Data entries

++++

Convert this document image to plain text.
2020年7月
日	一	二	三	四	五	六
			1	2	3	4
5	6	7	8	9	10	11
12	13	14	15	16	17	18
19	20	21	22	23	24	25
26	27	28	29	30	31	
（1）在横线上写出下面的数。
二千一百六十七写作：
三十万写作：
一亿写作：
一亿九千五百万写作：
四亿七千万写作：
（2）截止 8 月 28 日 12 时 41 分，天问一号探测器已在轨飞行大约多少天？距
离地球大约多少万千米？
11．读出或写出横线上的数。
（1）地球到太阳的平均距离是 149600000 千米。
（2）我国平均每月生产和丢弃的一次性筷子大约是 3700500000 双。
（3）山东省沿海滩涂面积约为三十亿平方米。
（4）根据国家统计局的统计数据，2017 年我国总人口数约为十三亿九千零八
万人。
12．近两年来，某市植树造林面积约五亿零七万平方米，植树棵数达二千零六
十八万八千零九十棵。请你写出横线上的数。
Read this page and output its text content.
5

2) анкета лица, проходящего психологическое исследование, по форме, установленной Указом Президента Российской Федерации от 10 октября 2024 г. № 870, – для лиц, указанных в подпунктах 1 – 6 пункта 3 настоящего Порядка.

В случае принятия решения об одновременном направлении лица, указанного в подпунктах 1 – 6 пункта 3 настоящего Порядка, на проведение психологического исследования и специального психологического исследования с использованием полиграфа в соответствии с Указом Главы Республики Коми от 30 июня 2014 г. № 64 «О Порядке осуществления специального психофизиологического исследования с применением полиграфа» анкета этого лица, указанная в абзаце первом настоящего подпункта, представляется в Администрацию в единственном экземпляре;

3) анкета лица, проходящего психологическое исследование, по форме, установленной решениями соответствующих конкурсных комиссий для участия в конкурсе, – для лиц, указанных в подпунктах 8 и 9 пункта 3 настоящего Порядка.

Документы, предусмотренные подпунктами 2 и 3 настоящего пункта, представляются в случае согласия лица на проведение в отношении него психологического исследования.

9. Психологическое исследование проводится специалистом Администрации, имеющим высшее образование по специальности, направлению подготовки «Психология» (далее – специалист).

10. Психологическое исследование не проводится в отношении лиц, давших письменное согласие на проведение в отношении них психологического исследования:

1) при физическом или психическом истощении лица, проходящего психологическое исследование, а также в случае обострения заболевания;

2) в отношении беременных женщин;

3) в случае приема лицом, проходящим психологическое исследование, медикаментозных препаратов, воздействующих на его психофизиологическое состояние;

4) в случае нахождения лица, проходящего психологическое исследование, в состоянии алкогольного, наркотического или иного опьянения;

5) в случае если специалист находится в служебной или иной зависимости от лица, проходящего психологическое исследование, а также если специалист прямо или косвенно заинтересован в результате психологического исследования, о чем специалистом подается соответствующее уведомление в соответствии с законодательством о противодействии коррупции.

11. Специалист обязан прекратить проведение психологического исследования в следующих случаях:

++++

● **Problem to solve**:
Give all the entries again exactly; leave none out.

● **Response**:
Convert this document image to plain text.
2020年7月
日	一	二	三	四	五	六
			1	2	3	4
5	6	7	8	9	10	11
12	13	14	15	16	17	18
19	20	21	22	23	24	25
26	27	28	29	30	31	
（1）在横线上写出下面的数。
二千一百六十七写作：
三十万写作：
一亿写作：
一亿九千五百万写作：
四亿七千万写作：
（2）截止 8 月 28 日 12 时 41 分，天问一号探测器已在轨飞行大约多少天？距
离地球大约多少万千米？
11．读出或写出横线上的数。
（1）地球到太阳的平均距离是 149600000 千米。
（2）我国平均每月生产和丢弃的一次性筷子大约是 3700500000 双。
（3）山东省沿海滩涂面积约为三十亿平方米。
（4）根据国家统计局的统计数据，2017 年我国总人口数约为十三亿九千零八
万人。
12．近两年来，某市植树造林面积约五亿零七万平方米，植树棵数达二千零六
十八万八千零九十棵。请你写出横线上的数。
Read this page and output its text content.
5

2) анкета лица, проходящего психологическое исследование, по форме, установленной Указом Президента Российской Федерации от 10 октября 2024 г. № 870, – для лиц, указанных в подпунктах 1 – 6 пункта 3 настоящего Порядка.

В случае принятия решения об одновременном направлении лица, указанного в подпунктах 1 – 6 пункта 3 настоящего Порядка, на проведение психологического исследования и специального психологического исследования с использованием полиграфа в соответствии с Указом Главы Республики Коми от 30 июня 2014 г. № 64 «О Порядке осуществления специального психофизиологического исследования с применением полиграфа» анкета этого лица, указанная в абзаце первом настоящего подпункта, представляется в Администрацию в единственном экземпляре;

3) анкета лица, проходящего психологическое исследование, по форме, установленной решениями соответствующих конкурсных комиссий для участия в конкурсе, – для лиц, указанных в подпунктах 8 и 9 пункта 3 настоящего Порядка.

Документы, предусмотренные подпунктами 2 и 3 настоящего пункта, представляются в случае согласия лица на проведение в отношении него психологического исследования.

9. Психологическое исследование проводится специалистом Администрации, имеющим высшее образование по специальности, направлению подготовки «Психология» (далее – специалист).

10. Психологическое исследование не проводится в отношении лиц, давших письменное согласие на проведение в отношении них психологического исследования:

1) при физическом или психическом истощении лица, проходящего психологическое исследование, а также в случае обострения заболевания;

2) в отношении беременных женщин;

3) в случае приема лицом, проходящим психологическое исследование, медикаментозных препаратов, воздействующих на его психофизиологическое состояние;

4) в случае нахождения лица, проходящего психологическое исследование, в состоянии алкогольного, наркотического или иного опьянения;

5) в случае если специалист находится в служебной или иной зависимости от лица, проходящего психологическое исследование, а также если специалист прямо или косвенно заинтересован в результате психологического исследования, о чем специалистом подается соответствующее уведомление в соответствии с законодательством о противодействии коррупции.

11. Специалист обязан прекратить проведение психологического исследования в следующих случаях:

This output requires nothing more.